§ Work to complete
Set the listing down again in full, word for word, with the pictures left out.

§ Records shown
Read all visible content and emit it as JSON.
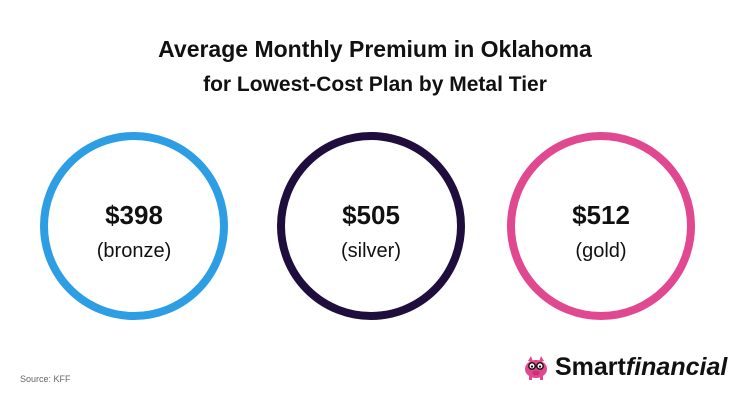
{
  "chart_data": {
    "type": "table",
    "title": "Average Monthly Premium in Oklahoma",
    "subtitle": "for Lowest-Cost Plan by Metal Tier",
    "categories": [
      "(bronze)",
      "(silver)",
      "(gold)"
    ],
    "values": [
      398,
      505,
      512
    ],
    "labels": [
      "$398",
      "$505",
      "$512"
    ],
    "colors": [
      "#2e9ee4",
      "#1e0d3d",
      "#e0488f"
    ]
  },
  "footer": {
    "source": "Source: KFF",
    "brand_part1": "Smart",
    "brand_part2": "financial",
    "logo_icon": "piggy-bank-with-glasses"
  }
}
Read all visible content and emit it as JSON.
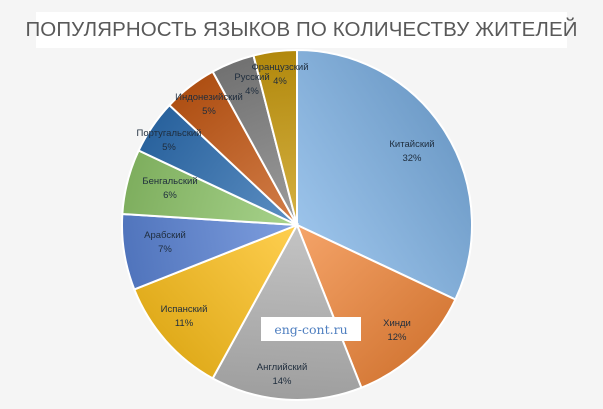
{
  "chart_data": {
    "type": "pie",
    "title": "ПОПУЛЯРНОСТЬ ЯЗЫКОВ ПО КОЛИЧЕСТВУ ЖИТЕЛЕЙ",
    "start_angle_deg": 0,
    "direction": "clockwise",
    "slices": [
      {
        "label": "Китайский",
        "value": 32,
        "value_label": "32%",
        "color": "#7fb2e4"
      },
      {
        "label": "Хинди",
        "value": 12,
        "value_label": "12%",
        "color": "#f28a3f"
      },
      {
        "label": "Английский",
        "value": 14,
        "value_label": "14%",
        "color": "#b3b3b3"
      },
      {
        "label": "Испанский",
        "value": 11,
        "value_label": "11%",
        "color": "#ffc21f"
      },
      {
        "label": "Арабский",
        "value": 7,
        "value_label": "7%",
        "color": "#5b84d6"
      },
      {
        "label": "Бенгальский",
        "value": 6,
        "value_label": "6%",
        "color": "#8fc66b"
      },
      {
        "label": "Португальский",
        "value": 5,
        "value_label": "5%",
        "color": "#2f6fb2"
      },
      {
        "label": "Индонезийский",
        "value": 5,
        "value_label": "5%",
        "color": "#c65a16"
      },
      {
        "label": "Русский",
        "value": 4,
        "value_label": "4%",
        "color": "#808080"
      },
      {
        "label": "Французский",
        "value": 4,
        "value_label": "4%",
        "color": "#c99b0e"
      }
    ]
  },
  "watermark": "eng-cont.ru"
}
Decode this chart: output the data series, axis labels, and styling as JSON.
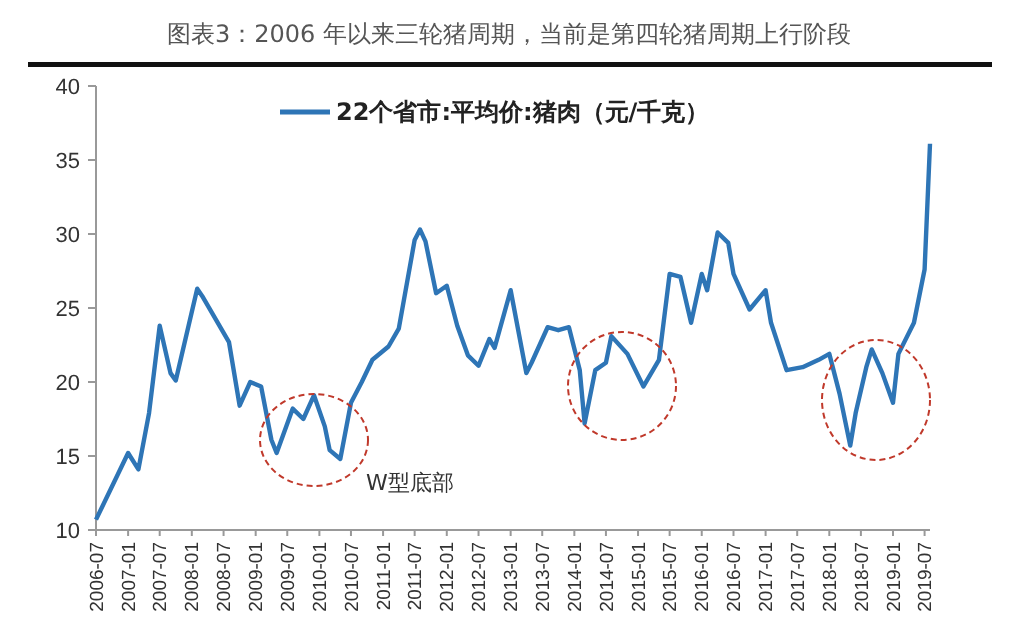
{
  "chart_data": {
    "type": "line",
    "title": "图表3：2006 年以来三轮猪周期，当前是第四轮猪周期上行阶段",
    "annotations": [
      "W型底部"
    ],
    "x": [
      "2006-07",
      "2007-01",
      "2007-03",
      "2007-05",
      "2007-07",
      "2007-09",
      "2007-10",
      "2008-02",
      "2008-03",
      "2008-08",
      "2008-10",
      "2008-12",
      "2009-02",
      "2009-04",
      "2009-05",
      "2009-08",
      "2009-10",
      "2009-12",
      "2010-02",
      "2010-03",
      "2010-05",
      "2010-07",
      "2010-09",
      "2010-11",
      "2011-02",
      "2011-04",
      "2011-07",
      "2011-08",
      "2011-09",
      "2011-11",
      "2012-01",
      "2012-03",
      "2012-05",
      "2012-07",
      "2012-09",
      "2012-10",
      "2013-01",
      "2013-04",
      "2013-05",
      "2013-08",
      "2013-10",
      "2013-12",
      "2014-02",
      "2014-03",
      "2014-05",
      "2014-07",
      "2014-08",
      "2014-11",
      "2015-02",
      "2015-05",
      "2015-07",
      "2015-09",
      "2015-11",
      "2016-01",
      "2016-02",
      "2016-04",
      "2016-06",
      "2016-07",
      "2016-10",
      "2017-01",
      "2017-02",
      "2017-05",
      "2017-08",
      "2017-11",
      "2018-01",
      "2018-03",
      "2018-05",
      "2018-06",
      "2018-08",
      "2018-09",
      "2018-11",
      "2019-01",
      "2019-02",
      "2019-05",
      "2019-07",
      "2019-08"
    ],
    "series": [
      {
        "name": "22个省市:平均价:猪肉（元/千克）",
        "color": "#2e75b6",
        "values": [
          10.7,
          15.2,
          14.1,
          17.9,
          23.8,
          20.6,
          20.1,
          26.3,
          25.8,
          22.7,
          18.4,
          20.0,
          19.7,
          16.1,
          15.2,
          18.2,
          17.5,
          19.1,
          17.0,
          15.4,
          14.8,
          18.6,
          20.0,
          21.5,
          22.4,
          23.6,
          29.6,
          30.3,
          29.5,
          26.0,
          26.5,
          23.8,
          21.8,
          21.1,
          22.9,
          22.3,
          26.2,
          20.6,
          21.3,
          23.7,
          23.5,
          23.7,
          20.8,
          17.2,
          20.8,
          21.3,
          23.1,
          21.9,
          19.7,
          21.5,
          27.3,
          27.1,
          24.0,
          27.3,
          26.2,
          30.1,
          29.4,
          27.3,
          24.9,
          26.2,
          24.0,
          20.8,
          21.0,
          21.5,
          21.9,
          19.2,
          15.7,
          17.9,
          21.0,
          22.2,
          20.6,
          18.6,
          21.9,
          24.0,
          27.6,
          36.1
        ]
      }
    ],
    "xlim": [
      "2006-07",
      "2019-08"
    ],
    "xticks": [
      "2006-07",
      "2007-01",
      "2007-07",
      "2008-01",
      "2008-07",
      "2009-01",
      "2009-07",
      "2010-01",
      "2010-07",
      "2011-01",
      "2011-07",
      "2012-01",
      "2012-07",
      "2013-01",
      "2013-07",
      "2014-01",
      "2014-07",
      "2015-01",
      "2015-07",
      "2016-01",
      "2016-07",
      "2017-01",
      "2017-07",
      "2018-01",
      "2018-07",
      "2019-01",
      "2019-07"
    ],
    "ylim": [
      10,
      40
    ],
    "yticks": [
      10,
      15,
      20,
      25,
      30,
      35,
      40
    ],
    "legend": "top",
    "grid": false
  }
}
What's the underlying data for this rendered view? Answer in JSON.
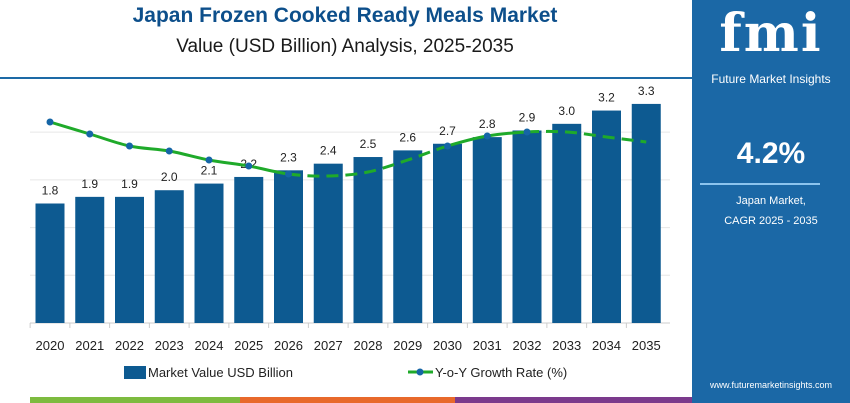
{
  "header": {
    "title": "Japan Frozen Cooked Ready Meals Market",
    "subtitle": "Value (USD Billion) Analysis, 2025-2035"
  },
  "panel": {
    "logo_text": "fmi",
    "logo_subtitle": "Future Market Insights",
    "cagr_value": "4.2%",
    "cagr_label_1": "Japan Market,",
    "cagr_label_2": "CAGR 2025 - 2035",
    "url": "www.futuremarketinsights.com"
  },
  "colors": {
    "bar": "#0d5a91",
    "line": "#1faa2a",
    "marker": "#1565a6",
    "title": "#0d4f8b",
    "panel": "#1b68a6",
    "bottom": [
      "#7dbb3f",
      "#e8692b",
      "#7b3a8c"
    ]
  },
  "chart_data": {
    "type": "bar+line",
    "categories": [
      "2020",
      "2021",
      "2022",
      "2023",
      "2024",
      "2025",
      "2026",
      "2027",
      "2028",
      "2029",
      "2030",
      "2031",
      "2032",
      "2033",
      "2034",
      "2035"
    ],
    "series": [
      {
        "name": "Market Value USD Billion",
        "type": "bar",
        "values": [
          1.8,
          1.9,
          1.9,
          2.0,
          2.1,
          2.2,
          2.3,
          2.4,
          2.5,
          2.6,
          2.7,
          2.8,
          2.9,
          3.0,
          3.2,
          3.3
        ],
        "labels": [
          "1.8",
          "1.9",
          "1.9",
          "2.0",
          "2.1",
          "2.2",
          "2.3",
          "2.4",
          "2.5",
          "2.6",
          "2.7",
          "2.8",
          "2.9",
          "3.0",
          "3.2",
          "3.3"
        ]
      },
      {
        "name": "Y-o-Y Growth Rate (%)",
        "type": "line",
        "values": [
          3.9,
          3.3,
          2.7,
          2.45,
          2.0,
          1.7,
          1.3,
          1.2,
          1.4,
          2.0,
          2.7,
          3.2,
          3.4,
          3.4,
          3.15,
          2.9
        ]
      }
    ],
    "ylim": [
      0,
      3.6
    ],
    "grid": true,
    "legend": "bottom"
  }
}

§ Response to this task
Read all visible content and emit it as JSON.
{
  "chart_data": {
    "type": "table",
    "title": "Average Monthly Premium in Oklahoma",
    "subtitle": "for Lowest-Cost Plan by Metal Tier",
    "categories": [
      "(bronze)",
      "(silver)",
      "(gold)"
    ],
    "values": [
      398,
      505,
      512
    ],
    "labels": [
      "$398",
      "$505",
      "$512"
    ],
    "colors": [
      "#2e9ee4",
      "#1e0d3d",
      "#e0488f"
    ]
  },
  "footer": {
    "source": "Source: KFF",
    "brand_part1": "Smart",
    "brand_part2": "financial",
    "logo_icon": "piggy-bank-with-glasses"
  }
}
Read all visible content and emit it as JSON.
{
  "chart_data": {
    "type": "pie",
    "title": "ПОПУЛЯРНОСТЬ ЯЗЫКОВ ПО КОЛИЧЕСТВУ ЖИТЕЛЕЙ",
    "start_angle_deg": 0,
    "direction": "clockwise",
    "slices": [
      {
        "label": "Китайский",
        "value": 32,
        "value_label": "32%",
        "color": "#7fb2e4"
      },
      {
        "label": "Хинди",
        "value": 12,
        "value_label": "12%",
        "color": "#f28a3f"
      },
      {
        "label": "Английский",
        "value": 14,
        "value_label": "14%",
        "color": "#b3b3b3"
      },
      {
        "label": "Испанский",
        "value": 11,
        "value_label": "11%",
        "color": "#ffc21f"
      },
      {
        "label": "Арабский",
        "value": 7,
        "value_label": "7%",
        "color": "#5b84d6"
      },
      {
        "label": "Бенгальский",
        "value": 6,
        "value_label": "6%",
        "color": "#8fc66b"
      },
      {
        "label": "Португальский",
        "value": 5,
        "value_label": "5%",
        "color": "#2f6fb2"
      },
      {
        "label": "Индонезийский",
        "value": 5,
        "value_label": "5%",
        "color": "#c65a16"
      },
      {
        "label": "Русский",
        "value": 4,
        "value_label": "4%",
        "color": "#808080"
      },
      {
        "label": "Французский",
        "value": 4,
        "value_label": "4%",
        "color": "#c99b0e"
      }
    ]
  },
  "watermark": "eng-cont.ru"
}
Decode this chart: output the data series, axis labels, and styling as JSON.
{
  "chart_data": {
    "type": "line",
    "title": "图表3：2006 年以来三轮猪周期，当前是第四轮猪周期上行阶段",
    "annotations": [
      "W型底部"
    ],
    "x": [
      "2006-07",
      "2007-01",
      "2007-03",
      "2007-05",
      "2007-07",
      "2007-09",
      "2007-10",
      "2008-02",
      "2008-03",
      "2008-08",
      "2008-10",
      "2008-12",
      "2009-02",
      "2009-04",
      "2009-05",
      "2009-08",
      "2009-10",
      "2009-12",
      "2010-02",
      "2010-03",
      "2010-05",
      "2010-07",
      "2010-09",
      "2010-11",
      "2011-02",
      "2011-04",
      "2011-07",
      "2011-08",
      "2011-09",
      "2011-11",
      "2012-01",
      "2012-03",
      "2012-05",
      "2012-07",
      "2012-09",
      "2012-10",
      "2013-01",
      "2013-04",
      "2013-05",
      "2013-08",
      "2013-10",
      "2013-12",
      "2014-02",
      "2014-03",
      "2014-05",
      "2014-07",
      "2014-08",
      "2014-11",
      "2015-02",
      "2015-05",
      "2015-07",
      "2015-09",
      "2015-11",
      "2016-01",
      "2016-02",
      "2016-04",
      "2016-06",
      "2016-07",
      "2016-10",
      "2017-01",
      "2017-02",
      "2017-05",
      "2017-08",
      "2017-11",
      "2018-01",
      "2018-03",
      "2018-05",
      "2018-06",
      "2018-08",
      "2018-09",
      "2018-11",
      "2019-01",
      "2019-02",
      "2019-05",
      "2019-07",
      "2019-08"
    ],
    "series": [
      {
        "name": "22个省市:平均价:猪肉（元/千克）",
        "color": "#2e75b6",
        "values": [
          10.7,
          15.2,
          14.1,
          17.9,
          23.8,
          20.6,
          20.1,
          26.3,
          25.8,
          22.7,
          18.4,
          20.0,
          19.7,
          16.1,
          15.2,
          18.2,
          17.5,
          19.1,
          17.0,
          15.4,
          14.8,
          18.6,
          20.0,
          21.5,
          22.4,
          23.6,
          29.6,
          30.3,
          29.5,
          26.0,
          26.5,
          23.8,
          21.8,
          21.1,
          22.9,
          22.3,
          26.2,
          20.6,
          21.3,
          23.7,
          23.5,
          23.7,
          20.8,
          17.2,
          20.8,
          21.3,
          23.1,
          21.9,
          19.7,
          21.5,
          27.3,
          27.1,
          24.0,
          27.3,
          26.2,
          30.1,
          29.4,
          27.3,
          24.9,
          26.2,
          24.0,
          20.8,
          21.0,
          21.5,
          21.9,
          19.2,
          15.7,
          17.9,
          21.0,
          22.2,
          20.6,
          18.6,
          21.9,
          24.0,
          27.6,
          36.1
        ]
      }
    ],
    "xlim": [
      "2006-07",
      "2019-08"
    ],
    "xticks": [
      "2006-07",
      "2007-01",
      "2007-07",
      "2008-01",
      "2008-07",
      "2009-01",
      "2009-07",
      "2010-01",
      "2010-07",
      "2011-01",
      "2011-07",
      "2012-01",
      "2012-07",
      "2013-01",
      "2013-07",
      "2014-01",
      "2014-07",
      "2015-01",
      "2015-07",
      "2016-01",
      "2016-07",
      "2017-01",
      "2017-07",
      "2018-01",
      "2018-07",
      "2019-01",
      "2019-07"
    ],
    "ylim": [
      10,
      40
    ],
    "yticks": [
      10,
      15,
      20,
      25,
      30,
      35,
      40
    ],
    "legend": "top",
    "grid": false
  }
}
What's the underlying data for this rendered view? Answer in JSON.
{
  "header": {
    "title": "Japan Frozen Cooked Ready Meals Market",
    "subtitle": "Value (USD Billion) Analysis, 2025-2035"
  },
  "panel": {
    "logo_text": "fmi",
    "logo_subtitle": "Future Market Insights",
    "cagr_value": "4.2%",
    "cagr_label_1": "Japan Market,",
    "cagr_label_2": "CAGR 2025 - 2035",
    "url": "www.futuremarketinsights.com"
  },
  "colors": {
    "bar": "#0d5a91",
    "line": "#1faa2a",
    "marker": "#1565a6",
    "title": "#0d4f8b",
    "panel": "#1b68a6",
    "bottom": [
      "#7dbb3f",
      "#e8692b",
      "#7b3a8c"
    ]
  },
  "chart_data": {
    "type": "bar+line",
    "categories": [
      "2020",
      "2021",
      "2022",
      "2023",
      "2024",
      "2025",
      "2026",
      "2027",
      "2028",
      "2029",
      "2030",
      "2031",
      "2032",
      "2033",
      "2034",
      "2035"
    ],
    "series": [
      {
        "name": "Market Value USD Billion",
        "type": "bar",
        "values": [
          1.8,
          1.9,
          1.9,
          2.0,
          2.1,
          2.2,
          2.3,
          2.4,
          2.5,
          2.6,
          2.7,
          2.8,
          2.9,
          3.0,
          3.2,
          3.3
        ],
        "labels": [
          "1.8",
          "1.9",
          "1.9",
          "2.0",
          "2.1",
          "2.2",
          "2.3",
          "2.4",
          "2.5",
          "2.6",
          "2.7",
          "2.8",
          "2.9",
          "3.0",
          "3.2",
          "3.3"
        ]
      },
      {
        "name": "Y-o-Y Growth Rate (%)",
        "type": "line",
        "values": [
          3.9,
          3.3,
          2.7,
          2.45,
          2.0,
          1.7,
          1.3,
          1.2,
          1.4,
          2.0,
          2.7,
          3.2,
          3.4,
          3.4,
          3.15,
          2.9
        ]
      }
    ],
    "ylim": [
      0,
      3.6
    ],
    "grid": true,
    "legend": "bottom"
  }
}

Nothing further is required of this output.